Stated problem = Return all the entries exactly, keeping pictures out.

Entries =
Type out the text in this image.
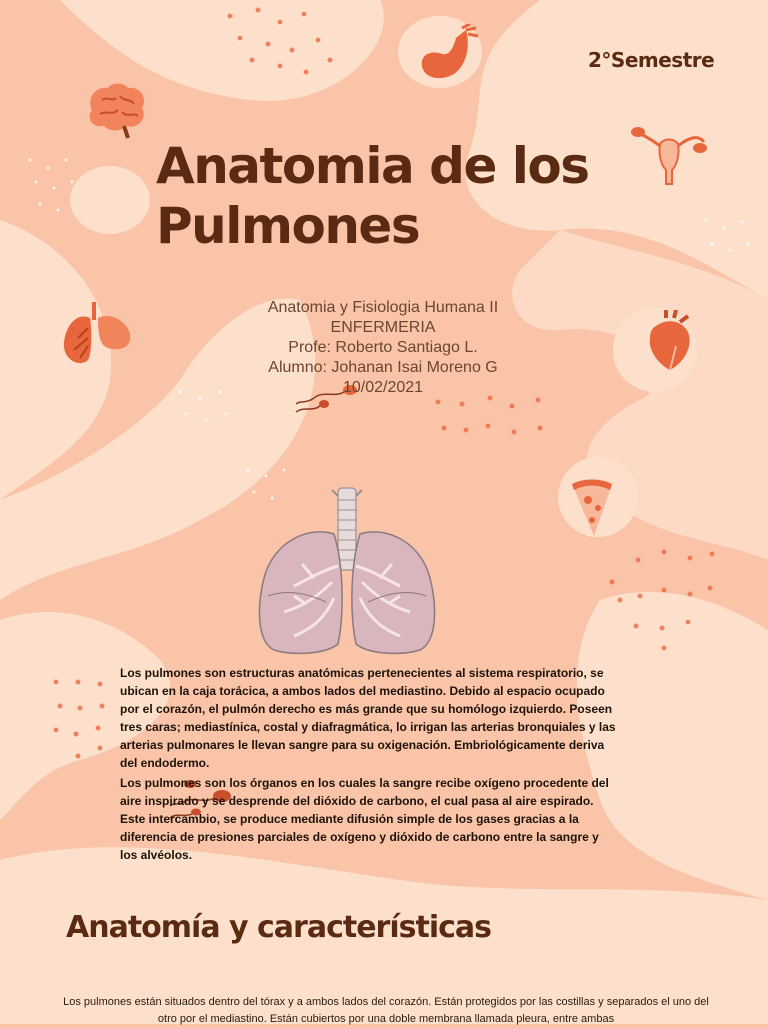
2°Semestre
Anatomia de los Pulmones
Anatomia y Fisiologia Humana II
ENFERMERIA
Profe: Roberto Santiago L.
Alumno: Johanan Isai Moreno G
10/02/2021

Los pulmones son estructuras anatómicas pertenecientes al sistema respiratorio, se ubican en la caja torácica, a ambos lados del mediastino. Debido al espacio ocupado por el corazón, el pulmón derecho es más grande que su homólogo izquierdo. Poseen tres caras; mediastínica, costal y diafragmática, lo irrigan las arterias bronquiales y las arterias pulmonares le llevan sangre para su oxigenación. Embriológicamente deriva del endodermo.

Los pulmones son los órganos en los cuales la sangre recibe oxígeno procedente del aire inspirado y se desprende del dióxido de carbono, el cual pasa al aire espirado. Este intercambio, se produce mediante difusión simple de los gases gracias a la diferencia de presiones parciales de oxígeno y dióxido de carbono entre la sangre y los alvéolos.

Anatomía y características

Los pulmones están situados dentro del tórax y a ambos lados del corazón. Están protegidos por las costillas y separados el uno del otro por el mediastino. Están cubiertos por una doble membrana llamada pleura, entre ambas
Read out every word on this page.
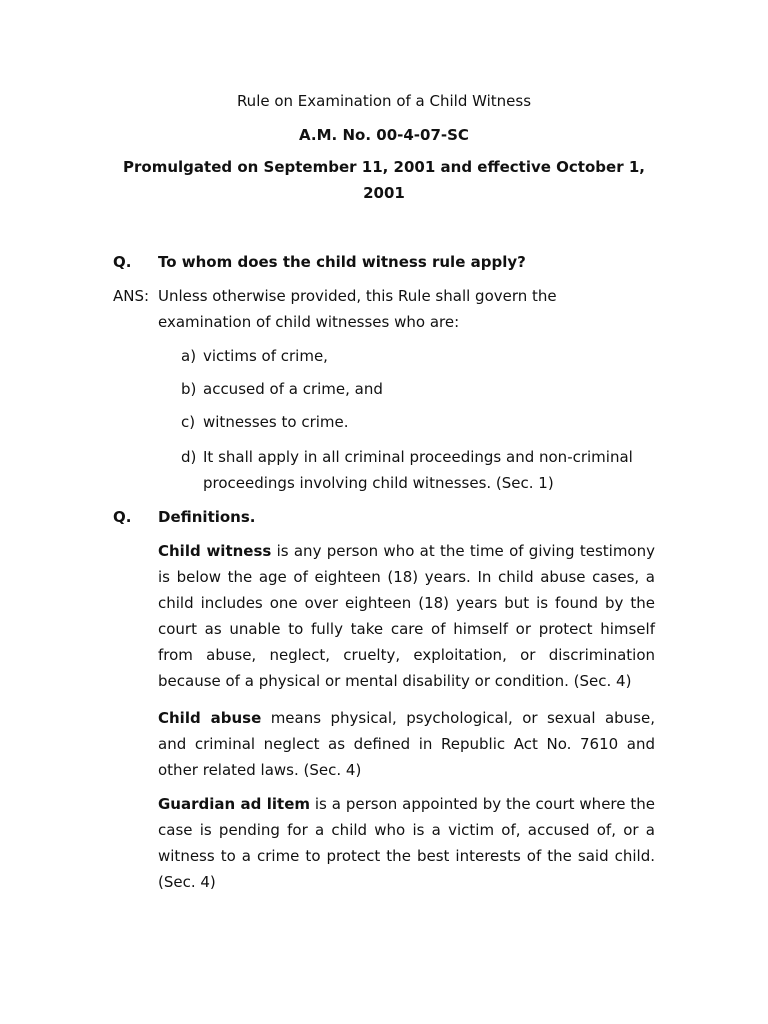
Rule on Examination of a Child Witness
A.M. No. 00-4-07-SC
Promulgated on September 11, 2001 and effective October 1, 2001
Q. To whom does the child witness rule apply?
ANS: Unless otherwise provided, this Rule shall govern the examination of child witnesses who are:
a) victims of crime,
b) accused of a crime, and
c) witnesses to crime.
d) It shall apply in all criminal proceedings and non-criminal proceedings involving child witnesses. (Sec. 1)
Q. Definitions.
Child witness is any person who at the time of giving testimony is below the age of eighteen (18) years. In child abuse cases, a child includes one over eighteen (18) years but is found by the court as unable to fully take care of himself or protect himself from abuse, neglect, cruelty, exploitation, or discrimination because of a physical or mental disability or condition. (Sec. 4)
Child abuse means physical, psychological, or sexual abuse, and criminal neglect as defined in Republic Act No. 7610 and other related laws. (Sec. 4)
Guardian ad litem is a person appointed by the court where the case is pending for a child who is a victim of, accused of, or a witness to a crime to protect the best interests of the said child. (Sec. 4)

Answer to this task =
Type out the text in this image.
2°Semestre
Anatomia de los Pulmones
Anatomia y Fisiologia Humana II
ENFERMERIA
Profe: Roberto Santiago L.
Alumno: Johanan Isai Moreno G
10/02/2021

Los pulmones son estructuras anatómicas pertenecientes al sistema respiratorio, se ubican en la caja torácica, a ambos lados del mediastino. Debido al espacio ocupado por el corazón, el pulmón derecho es más grande que su homólogo izquierdo. Poseen tres caras; mediastínica, costal y diafragmática, lo irrigan las arterias bronquiales y las arterias pulmonares le llevan sangre para su oxigenación. Embriológicamente deriva del endodermo.

Los pulmones son los órganos en los cuales la sangre recibe oxígeno procedente del aire inspirado y se desprende del dióxido de carbono, el cual pasa al aire espirado. Este intercambio, se produce mediante difusión simple de los gases gracias a la diferencia de presiones parciales de oxígeno y dióxido de carbono entre la sangre y los alvéolos.

Anatomía y características

Los pulmones están situados dentro del tórax y a ambos lados del corazón. Están protegidos por las costillas y separados el uno del otro por el mediastino. Están cubiertos por una doble membrana llamada pleura, entre ambas
Read out every word on this page.
Rule on Examination of a Child Witness
A.M. No. 00-4-07-SC
Promulgated on September 11, 2001 and effective October 1, 2001
Q. To whom does the child witness rule apply?
ANS: Unless otherwise provided, this Rule shall govern the examination of child witnesses who are:
a) victims of crime,
b) accused of a crime, and
c) witnesses to crime.
d) It shall apply in all criminal proceedings and non-criminal proceedings involving child witnesses. (Sec. 1)
Q. Definitions.
Child witness is any person who at the time of giving testimony is below the age of eighteen (18) years. In child abuse cases, a child includes one over eighteen (18) years but is found by the court as unable to fully take care of himself or protect himself from abuse, neglect, cruelty, exploitation, or discrimination because of a physical or mental disability or condition. (Sec. 4)
Child abuse means physical, psychological, or sexual abuse, and criminal neglect as defined in Republic Act No. 7610 and other related laws. (Sec. 4)
Guardian ad litem is a person appointed by the court where the case is pending for a child who is a victim of, accused of, or a witness to a crime to protect the best interests of the said child. (Sec. 4)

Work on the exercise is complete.